Begin

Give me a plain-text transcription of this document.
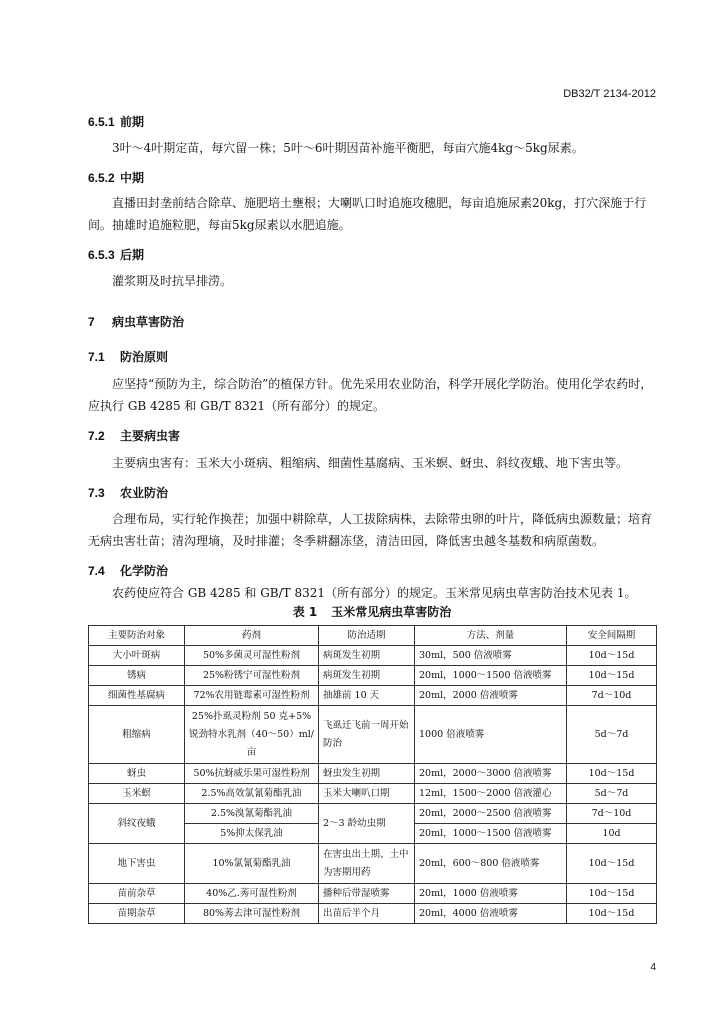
DB32/T 2134-2012
6.5.1 前期
3叶～4叶期定苗，每穴留一株；5叶～6叶期因苗补施平衡肥，每亩穴施4kg～5kg尿素。
6.5.2 中期
直播田封垄前结合除草、施肥培土壅根；大喇叭口时追施攻穗肥，每亩追施尿素20kg，打穴深施于行间。抽雄时追施粒肥，每亩5kg尿素以水肥追施。
6.5.3 后期
灌浆期及时抗旱排涝。
7 病虫草害防治
7.1 防治原则
应坚持“预防为主，综合防治”的植保方针。优先采用农业防治，科学开展化学防治。使用化学农药时，应执行 GB 4285 和 GB/T 8321（所有部分）的规定。
7.2 主要病虫害
主要病虫害有：玉米大小斑病、粗缩病、细菌性基腐病、玉米螟、蚜虫、斜纹夜蛾、地下害虫等。
7.3 农业防治
合理布局，实行轮作换茬；加强中耕除草，人工拔除病株，去除带虫卵的叶片，降低病虫源数量；培育无病虫害壮苗；清沟理墒，及时排灌；冬季耕翻冻垡，清洁田园，降低害虫越冬基数和病原菌数。
7.4 化学防治
农药使应符合 GB 4285 和 GB/T 8321（所有部分）的规定。玉米常见病虫草害防治技术见表 1。
表 1 玉米常见病虫草害防治
主要防治对象	药剂	防治适期	方法、剂量	安全间隔期
大小叶斑病	50%多菌灵可湿性粉剂	病斑发生初期	30ml，500 倍液喷雾	10d～15d
锈病	25%粉锈宁可湿性粉剂	病斑发生初期	20ml，1000～1500 倍液喷雾	10d～15d
细菌性基腐病	72%农用链霉素可湿性粉剂	抽雄前 10 天	20ml，2000 倍液喷雾	7d～10d
粗缩病	25%扑虱灵粉剂 50 克+5%锐劲特水乳剂（40～50）ml/亩	飞虱迁飞前一周开始防治	1000 倍液喷雾	5d～7d
蚜虫	50%抗蚜威乐果可湿性粉剂	蚜虫发生初期	20ml，2000～3000 倍液喷雾	10d～15d
玉米螟	2.5%高效氯氰菊酯乳油	玉米大喇叭口期	12ml，1500～2000 倍液灌心	5d～7d
斜纹夜蛾	2.5%溴氰菊酯乳油	2～3 龄幼虫期	20ml，2000～2500 倍液喷雾	7d～10d
	5%抑太保乳油		20ml，1000～1500 倍液喷雾	10d
地下害虫	10%氯氰菊酯乳油	在害虫出土期、土中为害期用药	20ml，600～800 倍液喷雾	10d～15d
苗前杂草	40%乙.莠可湿性粉剂	播种后带湿喷雾	20ml，1000 倍液喷雾	10d～15d
苗期杂草	80%莠去津可湿性粉剂	出苗后半个月	20ml，4000 倍液喷雾	10d～15d
4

End

Your objective => Reproduce each line of the material containing the word "斜纹夜蛾".

Output of the exercise =>
主要病虫害有：玉米大小斑病、粗缩病、细菌性基腐病、玉米螟、蚜虫、斜纹夜蛾、地下害虫等。
斜纹夜蛾	2.5%溴氰菊酯乳油	2～3 龄幼虫期	20ml，2000～2500 倍液喷雾	7d～10d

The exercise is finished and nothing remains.